• **Task requirements**: Reproduce each of the lines word for word.

• **Provided data**:
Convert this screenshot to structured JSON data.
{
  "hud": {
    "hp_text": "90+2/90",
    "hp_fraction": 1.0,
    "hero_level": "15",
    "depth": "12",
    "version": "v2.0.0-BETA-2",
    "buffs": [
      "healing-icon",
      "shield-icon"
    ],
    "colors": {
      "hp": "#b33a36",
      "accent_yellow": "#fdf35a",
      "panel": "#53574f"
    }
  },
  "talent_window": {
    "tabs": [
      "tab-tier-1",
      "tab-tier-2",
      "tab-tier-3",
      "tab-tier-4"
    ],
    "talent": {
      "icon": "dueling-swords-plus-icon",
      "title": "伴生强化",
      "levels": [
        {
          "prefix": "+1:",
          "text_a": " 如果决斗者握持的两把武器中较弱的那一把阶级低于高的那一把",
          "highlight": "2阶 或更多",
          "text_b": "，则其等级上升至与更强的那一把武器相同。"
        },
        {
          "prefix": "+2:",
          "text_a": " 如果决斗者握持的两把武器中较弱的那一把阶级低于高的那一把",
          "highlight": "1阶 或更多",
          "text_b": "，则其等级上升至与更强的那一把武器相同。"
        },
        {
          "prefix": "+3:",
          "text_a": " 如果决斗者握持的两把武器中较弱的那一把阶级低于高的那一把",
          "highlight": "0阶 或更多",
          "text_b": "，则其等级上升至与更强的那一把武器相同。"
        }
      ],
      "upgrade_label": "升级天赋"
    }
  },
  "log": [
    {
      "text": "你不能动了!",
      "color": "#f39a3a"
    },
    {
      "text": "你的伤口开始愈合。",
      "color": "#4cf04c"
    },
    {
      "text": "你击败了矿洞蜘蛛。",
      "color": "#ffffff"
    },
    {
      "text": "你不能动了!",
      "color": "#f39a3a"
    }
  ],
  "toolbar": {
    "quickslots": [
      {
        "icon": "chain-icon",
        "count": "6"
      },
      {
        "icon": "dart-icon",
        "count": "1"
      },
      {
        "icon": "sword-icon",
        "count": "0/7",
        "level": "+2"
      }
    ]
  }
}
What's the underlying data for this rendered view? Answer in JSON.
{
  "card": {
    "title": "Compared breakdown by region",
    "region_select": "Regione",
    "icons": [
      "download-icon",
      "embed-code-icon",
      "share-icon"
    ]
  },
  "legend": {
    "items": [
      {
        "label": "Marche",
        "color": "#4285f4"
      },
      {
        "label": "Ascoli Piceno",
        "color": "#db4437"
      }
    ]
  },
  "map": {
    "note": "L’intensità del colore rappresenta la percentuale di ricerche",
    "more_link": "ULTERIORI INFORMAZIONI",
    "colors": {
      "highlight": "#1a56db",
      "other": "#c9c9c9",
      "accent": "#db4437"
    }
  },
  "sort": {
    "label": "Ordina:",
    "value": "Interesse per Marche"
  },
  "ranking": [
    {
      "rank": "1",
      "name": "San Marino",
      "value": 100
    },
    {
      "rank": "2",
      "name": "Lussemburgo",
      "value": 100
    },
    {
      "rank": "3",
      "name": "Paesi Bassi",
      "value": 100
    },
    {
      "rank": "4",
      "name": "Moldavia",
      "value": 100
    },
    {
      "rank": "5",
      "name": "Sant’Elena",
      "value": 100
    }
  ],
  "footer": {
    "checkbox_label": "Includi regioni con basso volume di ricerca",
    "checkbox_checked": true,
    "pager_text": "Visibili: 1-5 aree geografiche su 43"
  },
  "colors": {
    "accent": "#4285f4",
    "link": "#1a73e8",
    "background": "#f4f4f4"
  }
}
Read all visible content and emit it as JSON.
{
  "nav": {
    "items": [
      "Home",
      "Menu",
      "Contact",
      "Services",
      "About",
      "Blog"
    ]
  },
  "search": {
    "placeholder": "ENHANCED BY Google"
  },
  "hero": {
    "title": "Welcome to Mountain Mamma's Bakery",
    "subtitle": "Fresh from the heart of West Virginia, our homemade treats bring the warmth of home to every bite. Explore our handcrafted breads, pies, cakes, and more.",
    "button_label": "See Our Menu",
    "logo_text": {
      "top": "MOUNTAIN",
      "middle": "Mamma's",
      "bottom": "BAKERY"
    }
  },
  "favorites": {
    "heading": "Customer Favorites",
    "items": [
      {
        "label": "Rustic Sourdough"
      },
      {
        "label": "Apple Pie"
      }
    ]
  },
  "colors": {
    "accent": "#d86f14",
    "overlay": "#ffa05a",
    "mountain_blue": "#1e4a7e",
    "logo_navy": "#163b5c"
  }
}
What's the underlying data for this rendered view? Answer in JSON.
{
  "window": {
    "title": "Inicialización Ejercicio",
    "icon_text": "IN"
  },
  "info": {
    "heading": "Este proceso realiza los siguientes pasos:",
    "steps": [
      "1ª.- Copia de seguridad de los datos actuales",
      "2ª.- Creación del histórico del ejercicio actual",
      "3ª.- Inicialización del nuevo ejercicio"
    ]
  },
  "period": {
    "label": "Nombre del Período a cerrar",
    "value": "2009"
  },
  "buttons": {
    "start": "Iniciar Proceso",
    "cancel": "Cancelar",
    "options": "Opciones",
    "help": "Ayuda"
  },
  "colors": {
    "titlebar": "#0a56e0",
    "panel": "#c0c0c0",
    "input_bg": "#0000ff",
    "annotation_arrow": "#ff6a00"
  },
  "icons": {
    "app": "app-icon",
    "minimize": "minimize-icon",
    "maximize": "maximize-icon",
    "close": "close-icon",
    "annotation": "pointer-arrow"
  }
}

• **Full answer**:
Convert this screenshot to structured JSON data.
{
  "hud": {
    "hp_text": "90+2/90",
    "hp_fraction": 1.0,
    "hero_level": "15",
    "depth": "12",
    "version": "v2.0.0-BETA-2",
    "buffs": [
      "healing-icon",
      "shield-icon"
    ],
    "colors": {
      "hp": "#b33a36",
      "accent_yellow": "#fdf35a",
      "panel": "#53574f"
    }
  },
  "talent_window": {
    "tabs": [
      "tab-tier-1",
      "tab-tier-2",
      "tab-tier-3",
      "tab-tier-4"
    ],
    "talent": {
      "icon": "dueling-swords-plus-icon",
      "title": "伴生强化",
      "levels": [
        {
          "prefix": "+1:",
          "text_a": " 如果决斗者握持的两把武器中较弱的那一把阶级低于高的那一把",
          "highlight": "2阶 或更多",
          "text_b": "，则其等级上升至与更强的那一把武器相同。"
        },
        {
          "prefix": "+2:",
          "text_a": " 如果决斗者握持的两把武器中较弱的那一把阶级低于高的那一把",
          "highlight": "1阶 或更多",
          "text_b": "，则其等级上升至与更强的那一把武器相同。"
        },
        {
          "prefix": "+3:",
          "text_a": " 如果决斗者握持的两把武器中较弱的那一把阶级低于高的那一把",
          "highlight": "0阶 或更多",
          "text_b": "，则其等级上升至与更强的那一把武器相同。"
        }
      ],
      "upgrade_label": "升级天赋"
    }
  },
  "log": [
    {
      "text": "你不能动了!",
      "color": "#f39a3a"
    },
    {
      "text": "你的伤口开始愈合。",
      "color": "#4cf04c"
    },
    {
      "text": "你击败了矿洞蜘蛛。",
      "color": "#ffffff"
    },
    {
      "text": "你不能动了!",
      "color": "#f39a3a"
    }
  ],
  "toolbar": {
    "quickslots": [
      {
        "icon": "chain-icon",
        "count": "6"
      },
      {
        "icon": "dart-icon",
        "count": "1"
      },
      {
        "icon": "sword-icon",
        "count": "0/7",
        "level": "+2"
      }
    ]
  }
}
What's the underlying data for this rendered view? Answer in JSON.
{
  "card": {
    "title": "Compared breakdown by region",
    "region_select": "Regione",
    "icons": [
      "download-icon",
      "embed-code-icon",
      "share-icon"
    ]
  },
  "legend": {
    "items": [
      {
        "label": "Marche",
        "color": "#4285f4"
      },
      {
        "label": "Ascoli Piceno",
        "color": "#db4437"
      }
    ]
  },
  "map": {
    "note": "L’intensità del colore rappresenta la percentuale di ricerche",
    "more_link": "ULTERIORI INFORMAZIONI",
    "colors": {
      "highlight": "#1a56db",
      "other": "#c9c9c9",
      "accent": "#db4437"
    }
  },
  "sort": {
    "label": "Ordina:",
    "value": "Interesse per Marche"
  },
  "ranking": [
    {
      "rank": "1",
      "name": "San Marino",
      "value": 100
    },
    {
      "rank": "2",
      "name": "Lussemburgo",
      "value": 100
    },
    {
      "rank": "3",
      "name": "Paesi Bassi",
      "value": 100
    },
    {
      "rank": "4",
      "name": "Moldavia",
      "value": 100
    },
    {
      "rank": "5",
      "name": "Sant’Elena",
      "value": 100
    }
  ],
  "footer": {
    "checkbox_label": "Includi regioni con basso volume di ricerca",
    "checkbox_checked": true,
    "pager_text": "Visibili: 1-5 aree geografiche su 43"
  },
  "colors": {
    "accent": "#4285f4",
    "link": "#1a73e8",
    "background": "#f4f4f4"
  }
}
Read all visible content and emit it as JSON.
{
  "nav": {
    "items": [
      "Home",
      "Menu",
      "Contact",
      "Services",
      "About",
      "Blog"
    ]
  },
  "search": {
    "placeholder": "ENHANCED BY Google"
  },
  "hero": {
    "title": "Welcome to Mountain Mamma's Bakery",
    "subtitle": "Fresh from the heart of West Virginia, our homemade treats bring the warmth of home to every bite. Explore our handcrafted breads, pies, cakes, and more.",
    "button_label": "See Our Menu",
    "logo_text": {
      "top": "MOUNTAIN",
      "middle": "Mamma's",
      "bottom": "BAKERY"
    }
  },
  "favorites": {
    "heading": "Customer Favorites",
    "items": [
      {
        "label": "Rustic Sourdough"
      },
      {
        "label": "Apple Pie"
      }
    ]
  },
  "colors": {
    "accent": "#d86f14",
    "overlay": "#ffa05a",
    "mountain_blue": "#1e4a7e",
    "logo_navy": "#163b5c"
  }
}
What's the underlying data for this rendered view? Answer in JSON.
{
  "window": {
    "title": "Inicialización Ejercicio",
    "icon_text": "IN"
  },
  "info": {
    "heading": "Este proceso realiza los siguientes pasos:",
    "steps": [
      "1ª.- Copia de seguridad de los datos actuales",
      "2ª.- Creación del histórico del ejercicio actual",
      "3ª.- Inicialización del nuevo ejercicio"
    ]
  },
  "period": {
    "label": "Nombre del Período a cerrar",
    "value": "2009"
  },
  "buttons": {
    "start": "Iniciar Proceso",
    "cancel": "Cancelar",
    "options": "Opciones",
    "help": "Ayuda"
  },
  "colors": {
    "titlebar": "#0a56e0",
    "panel": "#c0c0c0",
    "input_bg": "#0000ff",
    "annotation_arrow": "#ff6a00"
  },
  "icons": {
    "app": "app-icon",
    "minimize": "minimize-icon",
    "maximize": "maximize-icon",
    "close": "close-icon",
    "annotation": "pointer-arrow"
  }
}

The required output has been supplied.